#### GIVEN INSTRUCTION:
Write out each record below exactly as it appears, with no pictures.

#### RECORDS FOR PROCESSING:
════════════════
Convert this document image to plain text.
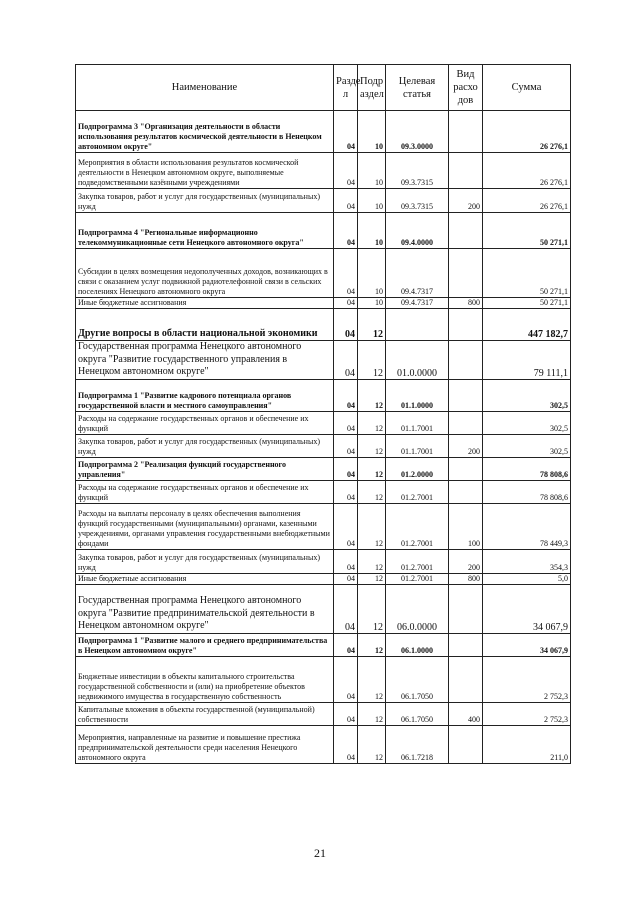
Наименование	Разде л	Подр аздел	Целевая статья	Вид расхо дов	Сумма
Подпрограмма 3 "Организация деятельности в области использования результатов космической деятельности в Ненецком автономном округе"	04	10	09.3.0000		26 276,1
Мероприятия в области использования результатов космической деятельности в Ненецком автономном округе, выполняемые подведомственными казёнными учреждениями	04	10	09.3.7315		26 276,1
Закупка товаров, работ и услуг для государственных (муниципальных) нужд	04	10	09.3.7315	200	26 276,1
Подпрограмма 4 "Региональные информационно телекоммуникационные сети Ненецкого автономного округа"	04	10	09.4.0000		50 271,1
Субсидии в целях возмещения недополученных доходов, возникающих в связи с оказанием услуг подвижной радиотелефонной связи в сельских поселениях Ненецкого автономного округа	04	10	09.4.7317		50 271,1
Иные бюджетные ассигнования	04	10	09.4.7317	800	50 271,1
Другие вопросы в области национальной экономики	04	12			447 182,7
Государственная программа Ненецкого автономного округа "Развитие государственного управления в Ненецком автономном округе"	04	12	01.0.0000		79 111,1
Подпрограмма 1 "Развитие кадрового потенциала органов государственной власти и местного самоуправления"	04	12	01.1.0000		302,5
Расходы на содержание государственных органов и обеспечение их функций	04	12	01.1.7001		302,5
Закупка товаров, работ и услуг для государственных (муниципальных) нужд	04	12	01.1.7001	200	302,5
Подпрограмма 2 "Реализация функций государственного управления"	04	12	01.2.0000		78 808,6
Расходы на содержание государственных органов и обеспечение их функций	04	12	01.2.7001		78 808,6
Расходы на выплаты персоналу в целях обеспечения выполнения функций государственными (муниципальными) органами, казенными учреждениями, органами управления государственными внебюджетными фондами	04	12	01.2.7001	100	78 449,3
Закупка товаров, работ и услуг для государственных (муниципальных) нужд	04	12	01.2.7001	200	354,3
Иные бюджетные ассигнования	04	12	01.2.7001	800	5,0
Государственная программа Ненецкого автономного округа "Развитие предпринимательской деятельности в Ненецком автономном округе"	04	12	06.0.0000		34 067,9
Подпрограмма 1 "Развитие малого и среднего предпринимательства в Ненецком автономном округе"	04	12	06.1.0000		34 067,9
Бюджетные инвестиции в объекты капитального строительства государственной собственности и (или) на приобретение объектов недвижимого имущества в государственную собственность	04	12	06.1.7050		2 752,3
Капитальные вложения в объекты государственной (муниципальной) собственности	04	12	06.1.7050	400	2 752,3
Мероприятия, направленные на развитие и повышение престижа предпринимательской деятельности среди населения Ненецкого автономного округа	04	12	06.1.7218		211,0
21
════════════════
#### ANSWER TO THE EXERCISE:
Convert this document image to plain text.
Наименование	Разде л	Подр аздел	Целевая статья	Вид расхо дов	Сумма
Подпрограмма 3 "Организация деятельности в области использования результатов космической деятельности в Ненецком автономном округе"	04	10	09.3.0000		26 276,1
Мероприятия в области использования результатов космической деятельности в Ненецком автономном округе, выполняемые подведомственными казёнными учреждениями	04	10	09.3.7315		26 276,1
Закупка товаров, работ и услуг для государственных (муниципальных) нужд	04	10	09.3.7315	200	26 276,1
Подпрограмма 4 "Региональные информационно телекоммуникационные сети Ненецкого автономного округа"	04	10	09.4.0000		50 271,1
Субсидии в целях возмещения недополученных доходов, возникающих в связи с оказанием услуг подвижной радиотелефонной связи в сельских поселениях Ненецкого автономного округа	04	10	09.4.7317		50 271,1
Иные бюджетные ассигнования	04	10	09.4.7317	800	50 271,1
Другие вопросы в области национальной экономики	04	12			447 182,7
Государственная программа Ненецкого автономного округа "Развитие государственного управления в Ненецком автономном округе"	04	12	01.0.0000		79 111,1
Подпрограмма 1 "Развитие кадрового потенциала органов государственной власти и местного самоуправления"	04	12	01.1.0000		302,5
Расходы на содержание государственных органов и обеспечение их функций	04	12	01.1.7001		302,5
Закупка товаров, работ и услуг для государственных (муниципальных) нужд	04	12	01.1.7001	200	302,5
Подпрограмма 2 "Реализация функций государственного управления"	04	12	01.2.0000		78 808,6
Расходы на содержание государственных органов и обеспечение их функций	04	12	01.2.7001		78 808,6
Расходы на выплаты персоналу в целях обеспечения выполнения функций государственными (муниципальными) органами, казенными учреждениями, органами управления государственными внебюджетными фондами	04	12	01.2.7001	100	78 449,3
Закупка товаров, работ и услуг для государственных (муниципальных) нужд	04	12	01.2.7001	200	354,3
Иные бюджетные ассигнования	04	12	01.2.7001	800	5,0
Государственная программа Ненецкого автономного округа "Развитие предпринимательской деятельности в Ненецком автономном округе"	04	12	06.0.0000		34 067,9
Подпрограмма 1 "Развитие малого и среднего предпринимательства в Ненецком автономном округе"	04	12	06.1.0000		34 067,9
Бюджетные инвестиции в объекты капитального строительства государственной собственности и (или) на приобретение объектов недвижимого имущества в государственную собственность	04	12	06.1.7050		2 752,3
Капитальные вложения в объекты государственной (муниципальной) собственности	04	12	06.1.7050	400	2 752,3
Мероприятия, направленные на развитие и повышение престижа предпринимательской деятельности среди населения Ненецкого автономного округа	04	12	06.1.7218		211,0
21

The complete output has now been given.